## Assignment:
Select, from the data, each line where "Score" occurs.

## Data extracts:
__________
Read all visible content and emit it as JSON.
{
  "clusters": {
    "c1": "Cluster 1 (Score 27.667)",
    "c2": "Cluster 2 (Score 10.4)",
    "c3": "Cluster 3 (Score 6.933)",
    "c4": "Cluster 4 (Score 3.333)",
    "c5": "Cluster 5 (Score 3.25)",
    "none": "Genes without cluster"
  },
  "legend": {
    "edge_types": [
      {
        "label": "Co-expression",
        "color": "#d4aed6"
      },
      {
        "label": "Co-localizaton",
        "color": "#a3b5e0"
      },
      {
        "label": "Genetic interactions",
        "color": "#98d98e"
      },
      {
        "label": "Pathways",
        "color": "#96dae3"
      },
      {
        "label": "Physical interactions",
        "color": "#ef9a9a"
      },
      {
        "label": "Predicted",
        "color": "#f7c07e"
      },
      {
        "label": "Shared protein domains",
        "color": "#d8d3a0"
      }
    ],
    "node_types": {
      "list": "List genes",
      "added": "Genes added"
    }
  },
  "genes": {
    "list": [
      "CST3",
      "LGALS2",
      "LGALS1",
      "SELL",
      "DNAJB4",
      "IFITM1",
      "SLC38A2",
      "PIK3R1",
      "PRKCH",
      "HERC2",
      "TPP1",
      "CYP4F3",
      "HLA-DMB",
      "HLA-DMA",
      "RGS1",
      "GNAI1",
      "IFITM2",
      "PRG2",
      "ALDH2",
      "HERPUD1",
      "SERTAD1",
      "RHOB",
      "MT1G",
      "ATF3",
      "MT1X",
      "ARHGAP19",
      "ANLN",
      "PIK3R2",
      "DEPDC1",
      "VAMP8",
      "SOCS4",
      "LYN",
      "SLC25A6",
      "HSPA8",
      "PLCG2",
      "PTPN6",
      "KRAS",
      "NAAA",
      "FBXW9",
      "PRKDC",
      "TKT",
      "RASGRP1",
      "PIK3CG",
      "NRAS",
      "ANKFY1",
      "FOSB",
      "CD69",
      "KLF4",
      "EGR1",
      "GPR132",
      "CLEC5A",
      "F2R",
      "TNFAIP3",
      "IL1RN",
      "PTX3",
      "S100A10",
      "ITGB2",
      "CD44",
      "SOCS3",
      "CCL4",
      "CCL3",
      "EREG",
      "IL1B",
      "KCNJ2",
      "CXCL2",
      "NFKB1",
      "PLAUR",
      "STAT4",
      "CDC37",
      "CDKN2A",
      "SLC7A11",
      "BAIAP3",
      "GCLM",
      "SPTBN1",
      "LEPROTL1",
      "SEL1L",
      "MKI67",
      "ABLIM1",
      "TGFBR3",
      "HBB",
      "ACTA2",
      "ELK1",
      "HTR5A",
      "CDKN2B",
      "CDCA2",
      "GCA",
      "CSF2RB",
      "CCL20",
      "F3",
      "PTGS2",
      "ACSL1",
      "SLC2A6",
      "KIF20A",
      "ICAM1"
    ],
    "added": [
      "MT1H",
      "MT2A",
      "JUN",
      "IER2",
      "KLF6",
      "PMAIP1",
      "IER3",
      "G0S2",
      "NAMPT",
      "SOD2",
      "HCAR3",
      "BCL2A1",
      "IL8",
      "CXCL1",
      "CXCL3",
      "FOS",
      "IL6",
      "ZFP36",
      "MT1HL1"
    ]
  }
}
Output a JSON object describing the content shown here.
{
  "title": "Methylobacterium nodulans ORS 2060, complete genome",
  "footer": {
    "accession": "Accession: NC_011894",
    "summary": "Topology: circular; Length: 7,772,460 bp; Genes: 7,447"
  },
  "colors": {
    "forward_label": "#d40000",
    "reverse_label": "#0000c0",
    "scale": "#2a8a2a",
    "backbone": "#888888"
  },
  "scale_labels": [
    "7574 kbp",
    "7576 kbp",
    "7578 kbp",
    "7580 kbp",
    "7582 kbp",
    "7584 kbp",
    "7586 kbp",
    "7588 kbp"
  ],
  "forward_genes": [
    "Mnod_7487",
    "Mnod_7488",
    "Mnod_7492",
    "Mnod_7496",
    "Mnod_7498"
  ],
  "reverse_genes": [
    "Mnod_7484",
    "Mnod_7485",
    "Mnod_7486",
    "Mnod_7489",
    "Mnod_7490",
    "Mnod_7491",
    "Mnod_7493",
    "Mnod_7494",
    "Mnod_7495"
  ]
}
__________
## Exercise result:
    "c1": "Cluster 1 (Score 27.667)",
    "c2": "Cluster 2 (Score 10.4)",
    "c3": "Cluster 3 (Score 6.933)",
    "c4": "Cluster 4 (Score 3.333)",
    "c5": "Cluster 5 (Score 3.25)",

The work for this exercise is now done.